**EXERCISE PROMPT**: From the records below, extract all the text exactly and leave the images behind.

(Stored data entries)

- - - -

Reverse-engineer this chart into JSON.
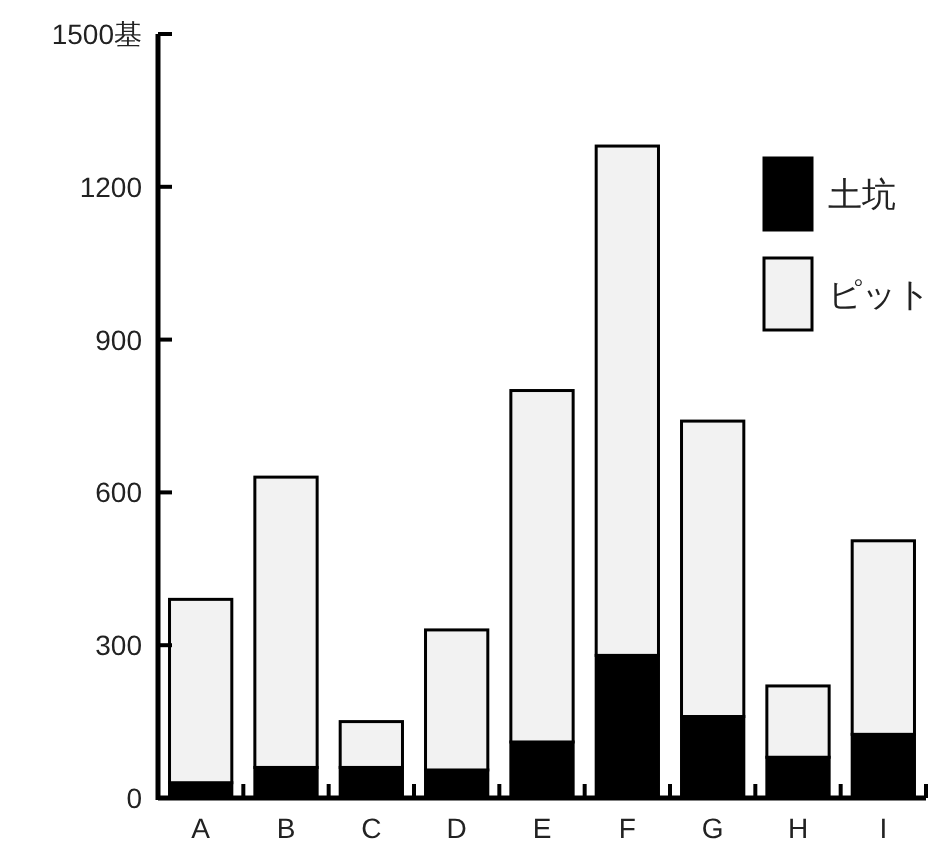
{
  "chart_data": {
    "type": "bar",
    "stacked": true,
    "categories": [
      "A",
      "B",
      "C",
      "D",
      "E",
      "F",
      "G",
      "H",
      "I"
    ],
    "series": [
      {
        "name": "土坑",
        "color": "#000000",
        "values": [
          30,
          60,
          60,
          55,
          110,
          280,
          160,
          80,
          125
        ]
      },
      {
        "name": "ピット",
        "color": "#f2f2f2",
        "values": [
          360,
          570,
          90,
          275,
          690,
          1000,
          580,
          140,
          380
        ]
      }
    ],
    "ylim": [
      0,
      1500
    ],
    "yticks": [
      0,
      300,
      600,
      900,
      1200,
      {
        "value": 1500,
        "label": "1500基"
      }
    ],
    "grid": false,
    "legend": "top right"
  }
}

- - - -

**COMPLETE ANSWER**:
Reverse-engineer this chart into JSON.
{
  "chart_data": {
    "type": "bar",
    "stacked": true,
    "categories": [
      "A",
      "B",
      "C",
      "D",
      "E",
      "F",
      "G",
      "H",
      "I"
    ],
    "series": [
      {
        "name": "土坑",
        "color": "#000000",
        "values": [
          30,
          60,
          60,
          55,
          110,
          280,
          160,
          80,
          125
        ]
      },
      {
        "name": "ピット",
        "color": "#f2f2f2",
        "values": [
          360,
          570,
          90,
          275,
          690,
          1000,
          580,
          140,
          380
        ]
      }
    ],
    "ylim": [
      0,
      1500
    ],
    "yticks": [
      0,
      300,
      600,
      900,
      1200,
      {
        "value": 1500,
        "label": "1500基"
      }
    ],
    "grid": false,
    "legend": "top right"
  }
}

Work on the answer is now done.